*Record list*.
====

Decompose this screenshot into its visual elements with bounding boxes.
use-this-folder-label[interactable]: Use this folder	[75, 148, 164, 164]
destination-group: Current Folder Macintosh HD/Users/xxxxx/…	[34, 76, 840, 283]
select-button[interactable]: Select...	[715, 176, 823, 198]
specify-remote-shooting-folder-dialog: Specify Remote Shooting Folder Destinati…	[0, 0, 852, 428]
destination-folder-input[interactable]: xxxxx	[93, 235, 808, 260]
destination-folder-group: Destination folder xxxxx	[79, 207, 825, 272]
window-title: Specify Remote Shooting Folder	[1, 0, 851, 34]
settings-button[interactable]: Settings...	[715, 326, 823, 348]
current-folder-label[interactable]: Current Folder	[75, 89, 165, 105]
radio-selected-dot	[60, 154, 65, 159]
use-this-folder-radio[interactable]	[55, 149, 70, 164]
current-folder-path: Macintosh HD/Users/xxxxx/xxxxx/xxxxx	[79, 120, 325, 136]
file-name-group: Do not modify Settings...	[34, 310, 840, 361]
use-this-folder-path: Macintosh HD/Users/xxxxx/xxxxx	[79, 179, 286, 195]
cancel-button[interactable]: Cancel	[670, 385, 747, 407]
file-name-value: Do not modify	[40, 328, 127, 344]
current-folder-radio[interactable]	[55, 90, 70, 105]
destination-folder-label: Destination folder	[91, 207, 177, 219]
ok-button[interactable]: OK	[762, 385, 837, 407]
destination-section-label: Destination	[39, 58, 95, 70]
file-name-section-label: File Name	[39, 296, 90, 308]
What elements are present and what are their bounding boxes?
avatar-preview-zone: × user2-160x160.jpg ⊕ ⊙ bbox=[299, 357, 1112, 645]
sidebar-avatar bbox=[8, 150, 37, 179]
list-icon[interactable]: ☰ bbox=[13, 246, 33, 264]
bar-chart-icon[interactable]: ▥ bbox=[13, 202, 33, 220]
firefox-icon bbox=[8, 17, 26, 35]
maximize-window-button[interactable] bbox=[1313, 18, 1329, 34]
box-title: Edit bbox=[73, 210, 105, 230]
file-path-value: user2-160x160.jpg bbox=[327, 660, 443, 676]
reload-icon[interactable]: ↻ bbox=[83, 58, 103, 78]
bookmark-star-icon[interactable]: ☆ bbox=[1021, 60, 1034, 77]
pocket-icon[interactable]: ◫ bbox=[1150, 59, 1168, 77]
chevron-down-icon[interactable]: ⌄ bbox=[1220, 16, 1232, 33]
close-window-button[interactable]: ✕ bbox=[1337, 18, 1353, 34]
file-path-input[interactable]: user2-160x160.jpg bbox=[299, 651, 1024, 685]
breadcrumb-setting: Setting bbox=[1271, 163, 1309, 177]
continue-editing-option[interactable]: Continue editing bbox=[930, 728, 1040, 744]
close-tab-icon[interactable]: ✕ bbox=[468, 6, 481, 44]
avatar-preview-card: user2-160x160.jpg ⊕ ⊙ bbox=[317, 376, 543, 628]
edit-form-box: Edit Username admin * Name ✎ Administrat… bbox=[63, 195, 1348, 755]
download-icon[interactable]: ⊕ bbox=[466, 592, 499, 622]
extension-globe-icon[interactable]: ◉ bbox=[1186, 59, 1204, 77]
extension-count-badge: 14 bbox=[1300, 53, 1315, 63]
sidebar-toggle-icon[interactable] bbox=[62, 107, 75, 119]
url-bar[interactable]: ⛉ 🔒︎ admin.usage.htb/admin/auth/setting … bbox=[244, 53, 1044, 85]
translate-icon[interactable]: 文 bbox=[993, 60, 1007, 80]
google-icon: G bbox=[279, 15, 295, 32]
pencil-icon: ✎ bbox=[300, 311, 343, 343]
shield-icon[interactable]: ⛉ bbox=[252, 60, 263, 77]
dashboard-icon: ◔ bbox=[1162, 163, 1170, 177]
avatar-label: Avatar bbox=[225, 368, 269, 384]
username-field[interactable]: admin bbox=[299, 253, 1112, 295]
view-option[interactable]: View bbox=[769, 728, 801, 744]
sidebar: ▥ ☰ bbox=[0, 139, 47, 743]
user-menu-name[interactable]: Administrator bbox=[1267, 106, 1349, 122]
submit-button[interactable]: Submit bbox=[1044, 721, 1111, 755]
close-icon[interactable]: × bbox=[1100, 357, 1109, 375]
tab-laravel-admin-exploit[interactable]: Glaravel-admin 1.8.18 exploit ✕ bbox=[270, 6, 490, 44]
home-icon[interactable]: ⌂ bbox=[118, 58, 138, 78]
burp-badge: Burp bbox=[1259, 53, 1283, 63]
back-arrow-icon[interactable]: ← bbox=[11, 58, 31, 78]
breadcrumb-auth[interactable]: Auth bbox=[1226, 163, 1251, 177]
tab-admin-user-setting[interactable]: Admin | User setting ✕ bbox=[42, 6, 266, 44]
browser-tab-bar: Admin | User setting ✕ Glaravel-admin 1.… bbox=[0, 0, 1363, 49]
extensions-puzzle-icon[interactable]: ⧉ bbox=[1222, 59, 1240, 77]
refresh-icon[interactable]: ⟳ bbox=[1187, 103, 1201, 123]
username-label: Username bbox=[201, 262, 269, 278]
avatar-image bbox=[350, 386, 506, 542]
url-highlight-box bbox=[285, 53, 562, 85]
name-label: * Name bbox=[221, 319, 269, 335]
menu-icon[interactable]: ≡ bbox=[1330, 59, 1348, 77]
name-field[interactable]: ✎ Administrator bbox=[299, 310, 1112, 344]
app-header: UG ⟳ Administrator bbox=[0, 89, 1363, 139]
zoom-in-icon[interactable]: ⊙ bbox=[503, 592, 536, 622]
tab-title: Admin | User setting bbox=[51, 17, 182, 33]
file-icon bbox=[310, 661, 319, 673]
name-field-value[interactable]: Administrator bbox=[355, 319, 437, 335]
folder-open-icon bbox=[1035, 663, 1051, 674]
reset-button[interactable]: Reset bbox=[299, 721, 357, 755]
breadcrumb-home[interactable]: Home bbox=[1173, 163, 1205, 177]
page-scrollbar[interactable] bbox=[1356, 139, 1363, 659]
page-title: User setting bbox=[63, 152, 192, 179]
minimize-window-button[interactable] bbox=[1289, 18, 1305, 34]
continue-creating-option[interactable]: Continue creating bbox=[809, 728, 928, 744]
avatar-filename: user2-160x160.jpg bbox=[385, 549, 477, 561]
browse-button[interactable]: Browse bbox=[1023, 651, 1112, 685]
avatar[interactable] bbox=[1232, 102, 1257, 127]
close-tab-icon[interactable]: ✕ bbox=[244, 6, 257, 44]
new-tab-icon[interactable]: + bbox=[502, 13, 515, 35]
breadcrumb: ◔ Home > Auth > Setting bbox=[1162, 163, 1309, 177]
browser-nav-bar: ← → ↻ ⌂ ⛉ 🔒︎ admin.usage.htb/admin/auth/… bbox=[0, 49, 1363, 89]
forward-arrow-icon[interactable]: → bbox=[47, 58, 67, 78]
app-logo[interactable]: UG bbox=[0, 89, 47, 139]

====

*Stated exercise*. Copy all of the records above line for line, with nothing changed.

*Solution*.
Decompose this screenshot into its visual elements with bounding boxes.
use-this-folder-label[interactable]: Use this folder	[75, 148, 164, 164]
destination-group: Current Folder Macintosh HD/Users/xxxxx/…	[34, 76, 840, 283]
select-button[interactable]: Select...	[715, 176, 823, 198]
specify-remote-shooting-folder-dialog: Specify Remote Shooting Folder Destinati…	[0, 0, 852, 428]
destination-folder-input[interactable]: xxxxx	[93, 235, 808, 260]
destination-folder-group: Destination folder xxxxx	[79, 207, 825, 272]
window-title: Specify Remote Shooting Folder	[1, 0, 851, 34]
settings-button[interactable]: Settings...	[715, 326, 823, 348]
current-folder-label[interactable]: Current Folder	[75, 89, 165, 105]
radio-selected-dot	[60, 154, 65, 159]
use-this-folder-radio[interactable]	[55, 149, 70, 164]
current-folder-path: Macintosh HD/Users/xxxxx/xxxxx/xxxxx	[79, 120, 325, 136]
file-name-group: Do not modify Settings...	[34, 310, 840, 361]
use-this-folder-path: Macintosh HD/Users/xxxxx/xxxxx	[79, 179, 286, 195]
cancel-button[interactable]: Cancel	[670, 385, 747, 407]
file-name-value: Do not modify	[40, 328, 127, 344]
current-folder-radio[interactable]	[55, 90, 70, 105]
destination-folder-label: Destination folder	[91, 207, 177, 219]
ok-button[interactable]: OK	[762, 385, 837, 407]
destination-section-label: Destination	[39, 58, 95, 70]
file-name-section-label: File Name	[39, 296, 90, 308]
What elements are present and what are their bounding boxes?
avatar-preview-zone: × user2-160x160.jpg ⊕ ⊙ bbox=[299, 357, 1112, 645]
sidebar-avatar bbox=[8, 150, 37, 179]
list-icon[interactable]: ☰ bbox=[13, 246, 33, 264]
bar-chart-icon[interactable]: ▥ bbox=[13, 202, 33, 220]
firefox-icon bbox=[8, 17, 26, 35]
maximize-window-button[interactable] bbox=[1313, 18, 1329, 34]
box-title: Edit bbox=[73, 210, 105, 230]
file-path-value: user2-160x160.jpg bbox=[327, 660, 443, 676]
reload-icon[interactable]: ↻ bbox=[83, 58, 103, 78]
bookmark-star-icon[interactable]: ☆ bbox=[1021, 60, 1034, 77]
pocket-icon[interactable]: ◫ bbox=[1150, 59, 1168, 77]
chevron-down-icon[interactable]: ⌄ bbox=[1220, 16, 1232, 33]
close-window-button[interactable]: ✕ bbox=[1337, 18, 1353, 34]
file-path-input[interactable]: user2-160x160.jpg bbox=[299, 651, 1024, 685]
breadcrumb-setting: Setting bbox=[1271, 163, 1309, 177]
continue-editing-option[interactable]: Continue editing bbox=[930, 728, 1040, 744]
close-tab-icon[interactable]: ✕ bbox=[468, 6, 481, 44]
avatar-preview-card: user2-160x160.jpg ⊕ ⊙ bbox=[317, 376, 543, 628]
edit-form-box: Edit Username admin * Name ✎ Administrat… bbox=[63, 195, 1348, 755]
download-icon[interactable]: ⊕ bbox=[466, 592, 499, 622]
extension-globe-icon[interactable]: ◉ bbox=[1186, 59, 1204, 77]
extension-count-badge: 14 bbox=[1300, 53, 1315, 63]
sidebar-toggle-icon[interactable] bbox=[62, 107, 75, 119]
url-bar[interactable]: ⛉ 🔒︎ admin.usage.htb/admin/auth/setting … bbox=[244, 53, 1044, 85]
translate-icon[interactable]: 文 bbox=[993, 60, 1007, 80]
google-icon: G bbox=[279, 15, 295, 32]
pencil-icon: ✎ bbox=[300, 311, 343, 343]
shield-icon[interactable]: ⛉ bbox=[252, 60, 263, 77]
dashboard-icon: ◔ bbox=[1162, 163, 1170, 177]
avatar-label: Avatar bbox=[225, 368, 269, 384]
username-field[interactable]: admin bbox=[299, 253, 1112, 295]
view-option[interactable]: View bbox=[769, 728, 801, 744]
sidebar: ▥ ☰ bbox=[0, 139, 47, 743]
user-menu-name[interactable]: Administrator bbox=[1267, 106, 1349, 122]
submit-button[interactable]: Submit bbox=[1044, 721, 1111, 755]
close-icon[interactable]: × bbox=[1100, 357, 1109, 375]
tab-laravel-admin-exploit[interactable]: Glaravel-admin 1.8.18 exploit ✕ bbox=[270, 6, 490, 44]
home-icon[interactable]: ⌂ bbox=[118, 58, 138, 78]
burp-badge: Burp bbox=[1259, 53, 1283, 63]
back-arrow-icon[interactable]: ← bbox=[11, 58, 31, 78]
breadcrumb-auth[interactable]: Auth bbox=[1226, 163, 1251, 177]
tab-admin-user-setting[interactable]: Admin | User setting ✕ bbox=[42, 6, 266, 44]
browser-tab-bar: Admin | User setting ✕ Glaravel-admin 1.… bbox=[0, 0, 1363, 49]
extensions-puzzle-icon[interactable]: ⧉ bbox=[1222, 59, 1240, 77]
refresh-icon[interactable]: ⟳ bbox=[1187, 103, 1201, 123]
username-label: Username bbox=[201, 262, 269, 278]
avatar-image bbox=[350, 386, 506, 542]
url-highlight-box bbox=[285, 53, 562, 85]
name-label: * Name bbox=[221, 319, 269, 335]
menu-icon[interactable]: ≡ bbox=[1330, 59, 1348, 77]
name-field[interactable]: ✎ Administrator bbox=[299, 310, 1112, 344]
app-header: UG ⟳ Administrator bbox=[0, 89, 1363, 139]
zoom-in-icon[interactable]: ⊙ bbox=[503, 592, 536, 622]
tab-title: Admin | User setting bbox=[51, 17, 182, 33]
file-icon bbox=[310, 661, 319, 673]
name-field-value[interactable]: Administrator bbox=[355, 319, 437, 335]
folder-open-icon bbox=[1035, 663, 1051, 674]
reset-button[interactable]: Reset bbox=[299, 721, 357, 755]
breadcrumb-home[interactable]: Home bbox=[1173, 163, 1205, 177]
page-scrollbar[interactable] bbox=[1356, 139, 1363, 659]
page-title: User setting bbox=[63, 152, 192, 179]
minimize-window-button[interactable] bbox=[1289, 18, 1305, 34]
continue-creating-option[interactable]: Continue creating bbox=[809, 728, 928, 744]
avatar-filename: user2-160x160.jpg bbox=[385, 549, 477, 561]
browse-button[interactable]: Browse bbox=[1023, 651, 1112, 685]
avatar[interactable] bbox=[1232, 102, 1257, 127]
close-tab-icon[interactable]: ✕ bbox=[244, 6, 257, 44]
new-tab-icon[interactable]: + bbox=[502, 13, 515, 35]
breadcrumb: ◔ Home > Auth > Setting bbox=[1162, 163, 1309, 177]
browser-nav-bar: ← → ↻ ⌂ ⛉ 🔒︎ admin.usage.htb/admin/auth/… bbox=[0, 49, 1363, 89]
forward-arrow-icon[interactable]: → bbox=[47, 58, 67, 78]
app-logo[interactable]: UG bbox=[0, 89, 47, 139]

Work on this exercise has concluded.